**DATA SECTION:**
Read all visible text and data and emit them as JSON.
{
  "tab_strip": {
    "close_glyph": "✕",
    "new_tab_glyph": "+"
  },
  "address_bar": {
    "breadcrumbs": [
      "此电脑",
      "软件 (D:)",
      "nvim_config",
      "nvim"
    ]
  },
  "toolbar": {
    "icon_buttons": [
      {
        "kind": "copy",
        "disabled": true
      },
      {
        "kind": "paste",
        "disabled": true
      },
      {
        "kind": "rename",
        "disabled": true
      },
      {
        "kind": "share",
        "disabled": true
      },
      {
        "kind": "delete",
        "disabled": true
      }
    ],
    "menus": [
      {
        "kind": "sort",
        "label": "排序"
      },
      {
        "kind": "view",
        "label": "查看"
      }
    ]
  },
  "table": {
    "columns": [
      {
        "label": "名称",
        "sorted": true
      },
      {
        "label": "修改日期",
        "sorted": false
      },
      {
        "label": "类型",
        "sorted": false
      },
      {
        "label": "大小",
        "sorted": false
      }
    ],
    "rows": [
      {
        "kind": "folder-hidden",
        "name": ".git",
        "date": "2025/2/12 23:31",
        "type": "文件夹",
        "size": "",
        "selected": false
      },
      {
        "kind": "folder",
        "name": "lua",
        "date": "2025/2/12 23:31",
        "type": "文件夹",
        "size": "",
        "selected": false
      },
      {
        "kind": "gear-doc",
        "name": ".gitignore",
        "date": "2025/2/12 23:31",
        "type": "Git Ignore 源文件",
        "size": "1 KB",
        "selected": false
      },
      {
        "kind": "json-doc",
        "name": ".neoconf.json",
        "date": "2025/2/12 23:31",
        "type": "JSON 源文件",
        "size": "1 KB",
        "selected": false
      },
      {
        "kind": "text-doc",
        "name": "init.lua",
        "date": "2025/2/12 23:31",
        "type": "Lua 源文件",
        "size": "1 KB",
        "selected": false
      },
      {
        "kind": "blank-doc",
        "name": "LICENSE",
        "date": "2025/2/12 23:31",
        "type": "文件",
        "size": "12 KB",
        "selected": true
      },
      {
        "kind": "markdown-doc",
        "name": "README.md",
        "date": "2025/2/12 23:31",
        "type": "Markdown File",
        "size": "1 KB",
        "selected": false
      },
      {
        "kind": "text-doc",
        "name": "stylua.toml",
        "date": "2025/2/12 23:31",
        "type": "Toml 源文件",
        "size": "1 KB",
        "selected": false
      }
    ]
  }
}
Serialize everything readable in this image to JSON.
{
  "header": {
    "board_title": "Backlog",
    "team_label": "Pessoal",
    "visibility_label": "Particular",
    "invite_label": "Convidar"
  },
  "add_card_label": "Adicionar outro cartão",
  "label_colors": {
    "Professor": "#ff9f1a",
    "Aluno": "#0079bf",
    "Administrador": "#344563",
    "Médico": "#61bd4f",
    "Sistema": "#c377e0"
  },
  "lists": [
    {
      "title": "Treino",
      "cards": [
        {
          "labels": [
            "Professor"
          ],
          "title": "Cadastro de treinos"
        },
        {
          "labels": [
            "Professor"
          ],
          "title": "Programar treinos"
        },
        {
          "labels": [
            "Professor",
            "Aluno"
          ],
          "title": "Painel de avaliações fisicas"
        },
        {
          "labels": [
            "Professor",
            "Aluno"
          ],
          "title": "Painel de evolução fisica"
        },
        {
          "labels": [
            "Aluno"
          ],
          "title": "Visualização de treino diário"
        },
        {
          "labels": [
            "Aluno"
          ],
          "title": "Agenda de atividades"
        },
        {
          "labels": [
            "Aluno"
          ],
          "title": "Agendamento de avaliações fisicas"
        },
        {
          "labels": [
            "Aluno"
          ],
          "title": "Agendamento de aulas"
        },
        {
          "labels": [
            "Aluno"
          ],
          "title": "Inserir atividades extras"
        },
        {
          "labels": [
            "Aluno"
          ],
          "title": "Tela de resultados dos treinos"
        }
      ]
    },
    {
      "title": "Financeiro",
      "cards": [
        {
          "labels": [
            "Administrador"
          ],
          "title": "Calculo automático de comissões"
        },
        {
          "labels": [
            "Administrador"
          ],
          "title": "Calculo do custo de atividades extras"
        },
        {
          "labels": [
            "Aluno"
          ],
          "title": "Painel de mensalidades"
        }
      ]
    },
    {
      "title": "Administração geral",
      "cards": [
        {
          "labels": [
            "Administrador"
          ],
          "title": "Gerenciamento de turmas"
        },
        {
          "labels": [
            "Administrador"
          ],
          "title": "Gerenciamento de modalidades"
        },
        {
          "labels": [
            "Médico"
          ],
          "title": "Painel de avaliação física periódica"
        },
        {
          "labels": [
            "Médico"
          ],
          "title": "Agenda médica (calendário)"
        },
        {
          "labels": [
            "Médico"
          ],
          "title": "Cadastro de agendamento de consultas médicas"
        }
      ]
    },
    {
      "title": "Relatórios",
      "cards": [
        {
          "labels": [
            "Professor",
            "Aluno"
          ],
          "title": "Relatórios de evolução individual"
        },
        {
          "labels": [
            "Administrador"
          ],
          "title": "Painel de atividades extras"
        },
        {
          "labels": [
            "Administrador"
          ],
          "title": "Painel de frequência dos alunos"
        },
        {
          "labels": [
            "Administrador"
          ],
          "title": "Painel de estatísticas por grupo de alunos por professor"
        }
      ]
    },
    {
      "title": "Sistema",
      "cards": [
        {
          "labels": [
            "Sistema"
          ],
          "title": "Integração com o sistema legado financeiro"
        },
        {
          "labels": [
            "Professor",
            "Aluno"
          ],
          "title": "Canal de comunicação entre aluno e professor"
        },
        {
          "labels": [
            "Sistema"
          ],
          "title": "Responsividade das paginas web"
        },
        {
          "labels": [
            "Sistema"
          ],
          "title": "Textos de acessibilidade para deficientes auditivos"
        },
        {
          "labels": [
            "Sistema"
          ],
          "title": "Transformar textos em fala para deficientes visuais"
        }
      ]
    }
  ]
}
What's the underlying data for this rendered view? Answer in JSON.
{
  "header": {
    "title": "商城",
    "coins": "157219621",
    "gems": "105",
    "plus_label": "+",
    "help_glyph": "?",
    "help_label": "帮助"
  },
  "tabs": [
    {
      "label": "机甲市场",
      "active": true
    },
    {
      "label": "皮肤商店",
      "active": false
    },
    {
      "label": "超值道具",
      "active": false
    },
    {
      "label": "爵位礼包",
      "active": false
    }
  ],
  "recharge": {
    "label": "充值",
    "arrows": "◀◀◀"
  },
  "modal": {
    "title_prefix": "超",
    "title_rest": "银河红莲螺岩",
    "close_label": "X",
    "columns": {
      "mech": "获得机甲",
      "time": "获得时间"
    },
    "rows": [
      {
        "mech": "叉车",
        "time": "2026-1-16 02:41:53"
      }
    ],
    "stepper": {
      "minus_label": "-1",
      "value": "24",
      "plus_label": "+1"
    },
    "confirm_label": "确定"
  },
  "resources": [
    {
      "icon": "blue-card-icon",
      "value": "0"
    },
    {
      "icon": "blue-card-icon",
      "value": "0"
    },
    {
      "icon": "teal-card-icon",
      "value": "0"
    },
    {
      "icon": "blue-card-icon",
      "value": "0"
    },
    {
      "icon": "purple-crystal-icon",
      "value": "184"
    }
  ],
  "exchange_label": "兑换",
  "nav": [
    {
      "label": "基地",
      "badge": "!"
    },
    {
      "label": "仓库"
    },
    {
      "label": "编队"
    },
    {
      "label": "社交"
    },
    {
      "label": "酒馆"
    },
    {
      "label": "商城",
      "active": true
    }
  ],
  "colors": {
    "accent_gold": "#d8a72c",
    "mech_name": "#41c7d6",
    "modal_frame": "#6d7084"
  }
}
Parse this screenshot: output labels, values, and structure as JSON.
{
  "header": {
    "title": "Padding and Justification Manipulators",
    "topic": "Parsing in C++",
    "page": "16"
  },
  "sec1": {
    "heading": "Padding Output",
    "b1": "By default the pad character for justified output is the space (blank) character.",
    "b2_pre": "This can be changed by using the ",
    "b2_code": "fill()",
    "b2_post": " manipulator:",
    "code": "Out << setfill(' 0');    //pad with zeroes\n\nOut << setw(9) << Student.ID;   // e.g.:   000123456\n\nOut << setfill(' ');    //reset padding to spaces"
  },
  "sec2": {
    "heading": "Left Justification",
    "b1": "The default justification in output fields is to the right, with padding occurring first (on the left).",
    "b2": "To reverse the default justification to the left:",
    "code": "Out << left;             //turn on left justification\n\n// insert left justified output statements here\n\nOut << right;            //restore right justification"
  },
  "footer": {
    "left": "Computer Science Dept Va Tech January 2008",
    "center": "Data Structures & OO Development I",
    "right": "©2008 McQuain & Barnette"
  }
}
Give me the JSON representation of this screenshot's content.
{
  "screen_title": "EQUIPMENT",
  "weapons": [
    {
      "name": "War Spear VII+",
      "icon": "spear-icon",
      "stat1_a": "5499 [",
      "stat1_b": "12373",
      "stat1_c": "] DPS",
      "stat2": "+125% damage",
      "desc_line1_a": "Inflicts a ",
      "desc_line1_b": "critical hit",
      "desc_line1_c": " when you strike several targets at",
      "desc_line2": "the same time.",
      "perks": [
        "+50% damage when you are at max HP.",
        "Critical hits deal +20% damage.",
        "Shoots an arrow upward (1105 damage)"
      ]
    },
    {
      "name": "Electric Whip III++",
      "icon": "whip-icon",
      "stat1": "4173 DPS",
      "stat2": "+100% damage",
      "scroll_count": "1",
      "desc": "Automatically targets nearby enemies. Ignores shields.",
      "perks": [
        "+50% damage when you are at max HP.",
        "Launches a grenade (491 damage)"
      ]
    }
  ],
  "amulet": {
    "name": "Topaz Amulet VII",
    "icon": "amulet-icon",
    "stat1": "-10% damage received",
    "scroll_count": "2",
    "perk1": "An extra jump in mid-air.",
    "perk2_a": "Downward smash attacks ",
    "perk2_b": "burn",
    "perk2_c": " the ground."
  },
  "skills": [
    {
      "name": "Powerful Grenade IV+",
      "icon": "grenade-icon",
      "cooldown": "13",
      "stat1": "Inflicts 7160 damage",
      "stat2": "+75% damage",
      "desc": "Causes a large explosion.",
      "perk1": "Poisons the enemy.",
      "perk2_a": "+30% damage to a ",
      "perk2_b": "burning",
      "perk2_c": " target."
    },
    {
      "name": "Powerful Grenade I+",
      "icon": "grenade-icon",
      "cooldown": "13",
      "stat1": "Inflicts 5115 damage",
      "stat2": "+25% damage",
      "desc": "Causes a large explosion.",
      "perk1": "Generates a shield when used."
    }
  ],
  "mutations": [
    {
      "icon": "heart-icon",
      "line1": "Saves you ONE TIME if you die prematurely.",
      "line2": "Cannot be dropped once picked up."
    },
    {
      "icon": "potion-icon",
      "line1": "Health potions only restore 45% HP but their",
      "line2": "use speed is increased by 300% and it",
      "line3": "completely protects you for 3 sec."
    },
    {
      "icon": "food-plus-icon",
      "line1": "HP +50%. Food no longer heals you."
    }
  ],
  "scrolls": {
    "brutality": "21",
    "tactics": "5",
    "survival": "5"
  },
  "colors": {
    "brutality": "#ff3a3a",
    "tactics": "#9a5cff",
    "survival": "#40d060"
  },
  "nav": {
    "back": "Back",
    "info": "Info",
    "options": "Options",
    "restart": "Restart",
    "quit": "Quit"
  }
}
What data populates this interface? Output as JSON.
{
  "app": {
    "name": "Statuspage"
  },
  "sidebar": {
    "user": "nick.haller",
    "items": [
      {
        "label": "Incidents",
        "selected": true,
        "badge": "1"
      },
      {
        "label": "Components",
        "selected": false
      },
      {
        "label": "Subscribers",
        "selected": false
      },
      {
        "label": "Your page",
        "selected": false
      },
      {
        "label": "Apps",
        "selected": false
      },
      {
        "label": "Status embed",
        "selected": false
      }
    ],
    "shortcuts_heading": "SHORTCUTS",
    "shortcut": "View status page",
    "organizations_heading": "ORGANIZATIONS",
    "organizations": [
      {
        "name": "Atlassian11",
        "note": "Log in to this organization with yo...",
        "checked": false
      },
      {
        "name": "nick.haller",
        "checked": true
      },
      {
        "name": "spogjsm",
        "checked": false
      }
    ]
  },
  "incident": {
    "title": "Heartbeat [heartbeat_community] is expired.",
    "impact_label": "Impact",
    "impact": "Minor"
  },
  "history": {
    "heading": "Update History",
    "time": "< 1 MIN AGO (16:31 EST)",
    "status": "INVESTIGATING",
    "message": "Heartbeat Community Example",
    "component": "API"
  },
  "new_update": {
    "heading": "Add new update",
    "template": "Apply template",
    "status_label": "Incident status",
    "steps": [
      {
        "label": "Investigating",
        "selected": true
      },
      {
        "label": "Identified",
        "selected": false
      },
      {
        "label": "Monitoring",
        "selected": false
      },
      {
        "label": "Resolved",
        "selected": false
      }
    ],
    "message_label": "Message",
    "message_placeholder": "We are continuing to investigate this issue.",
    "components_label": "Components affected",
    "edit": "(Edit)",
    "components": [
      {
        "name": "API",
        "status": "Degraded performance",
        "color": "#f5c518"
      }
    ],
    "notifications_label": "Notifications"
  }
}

**TASK REQUIREMENTS:**
Within the data above, pick out all lines holding the word "Inflicts".

**FULL OUTPUT:**
      "desc_line1_a": "Inflicts a ",
      "stat1": "Inflicts 7160 damage",
      "stat1": "Inflicts 5115 damage",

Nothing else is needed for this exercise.